### Written exercise
Print each line exactly as it is given.

### Record extracts
********************
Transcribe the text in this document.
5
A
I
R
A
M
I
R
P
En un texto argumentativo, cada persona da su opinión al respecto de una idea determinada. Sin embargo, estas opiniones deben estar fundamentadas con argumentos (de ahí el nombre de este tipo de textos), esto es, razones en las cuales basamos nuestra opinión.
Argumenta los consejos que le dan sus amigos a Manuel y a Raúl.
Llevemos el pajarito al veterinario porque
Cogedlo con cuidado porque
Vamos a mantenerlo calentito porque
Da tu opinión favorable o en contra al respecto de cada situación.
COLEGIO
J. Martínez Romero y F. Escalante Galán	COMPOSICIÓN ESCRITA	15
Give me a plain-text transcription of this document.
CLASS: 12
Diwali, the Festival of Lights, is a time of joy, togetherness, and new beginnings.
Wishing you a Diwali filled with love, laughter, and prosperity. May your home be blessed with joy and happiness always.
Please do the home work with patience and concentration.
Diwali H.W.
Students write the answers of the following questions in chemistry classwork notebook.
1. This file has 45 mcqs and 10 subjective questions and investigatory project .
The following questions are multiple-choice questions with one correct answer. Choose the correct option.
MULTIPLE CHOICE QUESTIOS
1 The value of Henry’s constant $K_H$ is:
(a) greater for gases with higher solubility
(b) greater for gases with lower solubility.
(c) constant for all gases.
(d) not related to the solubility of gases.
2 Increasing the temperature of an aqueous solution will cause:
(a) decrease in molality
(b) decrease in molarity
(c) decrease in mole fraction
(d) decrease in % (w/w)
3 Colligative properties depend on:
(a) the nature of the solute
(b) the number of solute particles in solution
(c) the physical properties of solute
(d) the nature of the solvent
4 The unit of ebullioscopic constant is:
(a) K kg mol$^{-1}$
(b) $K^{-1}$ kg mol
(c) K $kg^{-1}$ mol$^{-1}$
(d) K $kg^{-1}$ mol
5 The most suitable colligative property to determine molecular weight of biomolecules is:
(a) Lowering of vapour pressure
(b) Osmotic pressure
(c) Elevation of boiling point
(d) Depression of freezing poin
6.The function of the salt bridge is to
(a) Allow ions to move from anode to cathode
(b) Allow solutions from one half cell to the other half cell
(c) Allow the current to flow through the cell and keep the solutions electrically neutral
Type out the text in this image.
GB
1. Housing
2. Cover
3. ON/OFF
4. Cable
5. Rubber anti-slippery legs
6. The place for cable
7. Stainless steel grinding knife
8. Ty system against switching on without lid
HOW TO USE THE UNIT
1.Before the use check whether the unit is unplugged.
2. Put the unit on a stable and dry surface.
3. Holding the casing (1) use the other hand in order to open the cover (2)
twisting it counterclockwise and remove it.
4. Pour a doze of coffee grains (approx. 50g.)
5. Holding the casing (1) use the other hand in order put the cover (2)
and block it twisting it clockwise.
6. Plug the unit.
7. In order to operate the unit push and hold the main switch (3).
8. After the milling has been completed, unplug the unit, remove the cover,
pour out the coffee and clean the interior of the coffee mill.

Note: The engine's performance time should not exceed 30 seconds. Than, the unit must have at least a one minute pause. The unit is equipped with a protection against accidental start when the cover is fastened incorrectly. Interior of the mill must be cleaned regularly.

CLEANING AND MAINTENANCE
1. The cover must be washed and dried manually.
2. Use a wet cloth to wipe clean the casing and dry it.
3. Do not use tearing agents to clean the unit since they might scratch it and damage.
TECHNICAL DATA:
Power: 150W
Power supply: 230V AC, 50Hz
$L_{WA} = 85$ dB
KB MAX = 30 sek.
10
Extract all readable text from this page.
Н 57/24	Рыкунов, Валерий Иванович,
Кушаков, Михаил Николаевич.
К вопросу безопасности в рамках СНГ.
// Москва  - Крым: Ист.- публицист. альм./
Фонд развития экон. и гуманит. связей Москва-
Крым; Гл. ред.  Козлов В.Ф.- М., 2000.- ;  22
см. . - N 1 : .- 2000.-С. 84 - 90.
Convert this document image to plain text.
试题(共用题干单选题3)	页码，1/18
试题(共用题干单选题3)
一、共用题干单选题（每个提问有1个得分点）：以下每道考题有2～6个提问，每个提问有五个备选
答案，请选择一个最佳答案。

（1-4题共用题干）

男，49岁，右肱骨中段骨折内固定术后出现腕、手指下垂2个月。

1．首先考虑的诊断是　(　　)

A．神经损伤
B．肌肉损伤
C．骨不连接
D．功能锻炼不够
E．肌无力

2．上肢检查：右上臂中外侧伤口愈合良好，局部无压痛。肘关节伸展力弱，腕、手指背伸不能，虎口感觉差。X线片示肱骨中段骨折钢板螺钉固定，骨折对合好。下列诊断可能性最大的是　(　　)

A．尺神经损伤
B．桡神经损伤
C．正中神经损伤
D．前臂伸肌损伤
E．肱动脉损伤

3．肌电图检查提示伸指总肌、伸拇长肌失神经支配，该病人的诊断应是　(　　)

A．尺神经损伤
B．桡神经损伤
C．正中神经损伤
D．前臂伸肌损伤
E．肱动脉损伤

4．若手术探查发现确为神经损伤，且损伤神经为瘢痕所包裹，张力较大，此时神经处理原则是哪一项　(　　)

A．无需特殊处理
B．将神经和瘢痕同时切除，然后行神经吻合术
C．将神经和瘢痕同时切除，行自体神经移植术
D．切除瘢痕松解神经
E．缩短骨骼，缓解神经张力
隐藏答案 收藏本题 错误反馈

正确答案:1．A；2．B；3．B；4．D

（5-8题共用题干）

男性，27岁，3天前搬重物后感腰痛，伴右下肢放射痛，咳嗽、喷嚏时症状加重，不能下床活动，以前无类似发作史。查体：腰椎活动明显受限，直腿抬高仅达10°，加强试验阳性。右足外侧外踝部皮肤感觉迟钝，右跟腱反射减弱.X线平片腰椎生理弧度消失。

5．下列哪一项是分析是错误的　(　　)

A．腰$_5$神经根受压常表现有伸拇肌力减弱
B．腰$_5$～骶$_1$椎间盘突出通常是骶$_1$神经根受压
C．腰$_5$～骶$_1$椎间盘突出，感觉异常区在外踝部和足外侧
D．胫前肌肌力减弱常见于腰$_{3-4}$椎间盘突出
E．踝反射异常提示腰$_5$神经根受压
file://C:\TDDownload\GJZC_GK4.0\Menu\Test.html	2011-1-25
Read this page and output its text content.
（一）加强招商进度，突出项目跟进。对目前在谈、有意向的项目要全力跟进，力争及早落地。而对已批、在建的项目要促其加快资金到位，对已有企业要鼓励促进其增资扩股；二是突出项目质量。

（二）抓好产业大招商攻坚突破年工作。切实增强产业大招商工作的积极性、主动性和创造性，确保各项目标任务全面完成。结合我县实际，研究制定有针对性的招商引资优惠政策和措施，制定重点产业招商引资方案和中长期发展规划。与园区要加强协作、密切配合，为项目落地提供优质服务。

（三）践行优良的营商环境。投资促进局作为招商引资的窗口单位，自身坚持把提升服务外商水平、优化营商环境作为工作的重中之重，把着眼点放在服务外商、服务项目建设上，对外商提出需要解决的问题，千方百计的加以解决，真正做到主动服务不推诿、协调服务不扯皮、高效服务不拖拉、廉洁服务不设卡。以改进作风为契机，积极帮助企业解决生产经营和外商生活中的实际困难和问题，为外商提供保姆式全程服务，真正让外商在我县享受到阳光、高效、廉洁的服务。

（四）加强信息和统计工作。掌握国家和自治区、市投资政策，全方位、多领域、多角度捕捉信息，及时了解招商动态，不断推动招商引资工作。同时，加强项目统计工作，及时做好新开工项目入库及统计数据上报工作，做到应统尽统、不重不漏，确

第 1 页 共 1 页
********************
### Response below
Transcribe the text in this document.
5
A
I
R
A
M
I
R
P
En un texto argumentativo, cada persona da su opinión al respecto de una idea determinada. Sin embargo, estas opiniones deben estar fundamentadas con argumentos (de ahí el nombre de este tipo de textos), esto es, razones en las cuales basamos nuestra opinión.
Argumenta los consejos que le dan sus amigos a Manuel y a Raúl.
Llevemos el pajarito al veterinario porque
Cogedlo con cuidado porque
Vamos a mantenerlo calentito porque
Da tu opinión favorable o en contra al respecto de cada situación.
COLEGIO
J. Martínez Romero y F. Escalante Galán	COMPOSICIÓN ESCRITA	15
Give me a plain-text transcription of this document.
CLASS: 12
Diwali, the Festival of Lights, is a time of joy, togetherness, and new beginnings.
Wishing you a Diwali filled with love, laughter, and prosperity. May your home be blessed with joy and happiness always.
Please do the home work with patience and concentration.
Diwali H.W.
Students write the answers of the following questions in chemistry classwork notebook.
1. This file has 45 mcqs and 10 subjective questions and investigatory project .
The following questions are multiple-choice questions with one correct answer. Choose the correct option.
MULTIPLE CHOICE QUESTIOS
1 The value of Henry’s constant $K_H$ is:
(a) greater for gases with higher solubility
(b) greater for gases with lower solubility.
(c) constant for all gases.
(d) not related to the solubility of gases.
2 Increasing the temperature of an aqueous solution will cause:
(a) decrease in molality
(b) decrease in molarity
(c) decrease in mole fraction
(d) decrease in % (w/w)
3 Colligative properties depend on:
(a) the nature of the solute
(b) the number of solute particles in solution
(c) the physical properties of solute
(d) the nature of the solvent
4 The unit of ebullioscopic constant is:
(a) K kg mol$^{-1}$
(b) $K^{-1}$ kg mol
(c) K $kg^{-1}$ mol$^{-1}$
(d) K $kg^{-1}$ mol
5 The most suitable colligative property to determine molecular weight of biomolecules is:
(a) Lowering of vapour pressure
(b) Osmotic pressure
(c) Elevation of boiling point
(d) Depression of freezing poin
6.The function of the salt bridge is to
(a) Allow ions to move from anode to cathode
(b) Allow solutions from one half cell to the other half cell
(c) Allow the current to flow through the cell and keep the solutions electrically neutral
Type out the text in this image.
GB
1. Housing
2. Cover
3. ON/OFF
4. Cable
5. Rubber anti-slippery legs
6. The place for cable
7. Stainless steel grinding knife
8. Ty system against switching on without lid
HOW TO USE THE UNIT
1.Before the use check whether the unit is unplugged.
2. Put the unit on a stable and dry surface.
3. Holding the casing (1) use the other hand in order to open the cover (2)
twisting it counterclockwise and remove it.
4. Pour a doze of coffee grains (approx. 50g.)
5. Holding the casing (1) use the other hand in order put the cover (2)
and block it twisting it clockwise.
6. Plug the unit.
7. In order to operate the unit push and hold the main switch (3).
8. After the milling has been completed, unplug the unit, remove the cover,
pour out the coffee and clean the interior of the coffee mill.

Note: The engine's performance time should not exceed 30 seconds. Than, the unit must have at least a one minute pause. The unit is equipped with a protection against accidental start when the cover is fastened incorrectly. Interior of the mill must be cleaned regularly.

CLEANING AND MAINTENANCE
1. The cover must be washed and dried manually.
2. Use a wet cloth to wipe clean the casing and dry it.
3. Do not use tearing agents to clean the unit since they might scratch it and damage.
TECHNICAL DATA:
Power: 150W
Power supply: 230V AC, 50Hz
$L_{WA} = 85$ dB
KB MAX = 30 sek.
10
Extract all readable text from this page.
Н 57/24	Рыкунов, Валерий Иванович,
Кушаков, Михаил Николаевич.
К вопросу безопасности в рамках СНГ.
// Москва  - Крым: Ист.- публицист. альм./
Фонд развития экон. и гуманит. связей Москва-
Крым; Гл. ред.  Козлов В.Ф.- М., 2000.- ;  22
см. . - N 1 : .- 2000.-С. 84 - 90.
Convert this document image to plain text.
试题(共用题干单选题3)	页码，1/18
试题(共用题干单选题3)
一、共用题干单选题（每个提问有1个得分点）：以下每道考题有2～6个提问，每个提问有五个备选
答案，请选择一个最佳答案。

（1-4题共用题干）

男，49岁，右肱骨中段骨折内固定术后出现腕、手指下垂2个月。

1．首先考虑的诊断是　(　　)

A．神经损伤
B．肌肉损伤
C．骨不连接
D．功能锻炼不够
E．肌无力

2．上肢检查：右上臂中外侧伤口愈合良好，局部无压痛。肘关节伸展力弱，腕、手指背伸不能，虎口感觉差。X线片示肱骨中段骨折钢板螺钉固定，骨折对合好。下列诊断可能性最大的是　(　　)

A．尺神经损伤
B．桡神经损伤
C．正中神经损伤
D．前臂伸肌损伤
E．肱动脉损伤

3．肌电图检查提示伸指总肌、伸拇长肌失神经支配，该病人的诊断应是　(　　)

A．尺神经损伤
B．桡神经损伤
C．正中神经损伤
D．前臂伸肌损伤
E．肱动脉损伤

4．若手术探查发现确为神经损伤，且损伤神经为瘢痕所包裹，张力较大，此时神经处理原则是哪一项　(　　)

A．无需特殊处理
B．将神经和瘢痕同时切除，然后行神经吻合术
C．将神经和瘢痕同时切除，行自体神经移植术
D．切除瘢痕松解神经
E．缩短骨骼，缓解神经张力
隐藏答案 收藏本题 错误反馈

正确答案:1．A；2．B；3．B；4．D

（5-8题共用题干）

男性，27岁，3天前搬重物后感腰痛，伴右下肢放射痛，咳嗽、喷嚏时症状加重，不能下床活动，以前无类似发作史。查体：腰椎活动明显受限，直腿抬高仅达10°，加强试验阳性。右足外侧外踝部皮肤感觉迟钝，右跟腱反射减弱.X线平片腰椎生理弧度消失。

5．下列哪一项是分析是错误的　(　　)

A．腰$_5$神经根受压常表现有伸拇肌力减弱
B．腰$_5$～骶$_1$椎间盘突出通常是骶$_1$神经根受压
C．腰$_5$～骶$_1$椎间盘突出，感觉异常区在外踝部和足外侧
D．胫前肌肌力减弱常见于腰$_{3-4}$椎间盘突出
E．踝反射异常提示腰$_5$神经根受压
file://C:\TDDownload\GJZC_GK4.0\Menu\Test.html	2011-1-25
Read this page and output its text content.
（一）加强招商进度，突出项目跟进。对目前在谈、有意向的项目要全力跟进，力争及早落地。而对已批、在建的项目要促其加快资金到位，对已有企业要鼓励促进其增资扩股；二是突出项目质量。

（二）抓好产业大招商攻坚突破年工作。切实增强产业大招商工作的积极性、主动性和创造性，确保各项目标任务全面完成。结合我县实际，研究制定有针对性的招商引资优惠政策和措施，制定重点产业招商引资方案和中长期发展规划。与园区要加强协作、密切配合，为项目落地提供优质服务。

（三）践行优良的营商环境。投资促进局作为招商引资的窗口单位，自身坚持把提升服务外商水平、优化营商环境作为工作的重中之重，把着眼点放在服务外商、服务项目建设上，对外商提出需要解决的问题，千方百计的加以解决，真正做到主动服务不推诿、协调服务不扯皮、高效服务不拖拉、廉洁服务不设卡。以改进作风为契机，积极帮助企业解决生产经营和外商生活中的实际困难和问题，为外商提供保姆式全程服务，真正让外商在我县享受到阳光、高效、廉洁的服务。

（四）加强信息和统计工作。掌握国家和自治区、市投资政策，全方位、多领域、多角度捕捉信息，及时了解招商动态，不断推动招商引资工作。同时，加强项目统计工作，及时做好新开工项目入库及统计数据上报工作，做到应统尽统、不重不漏，确

第 1 页 共 1 页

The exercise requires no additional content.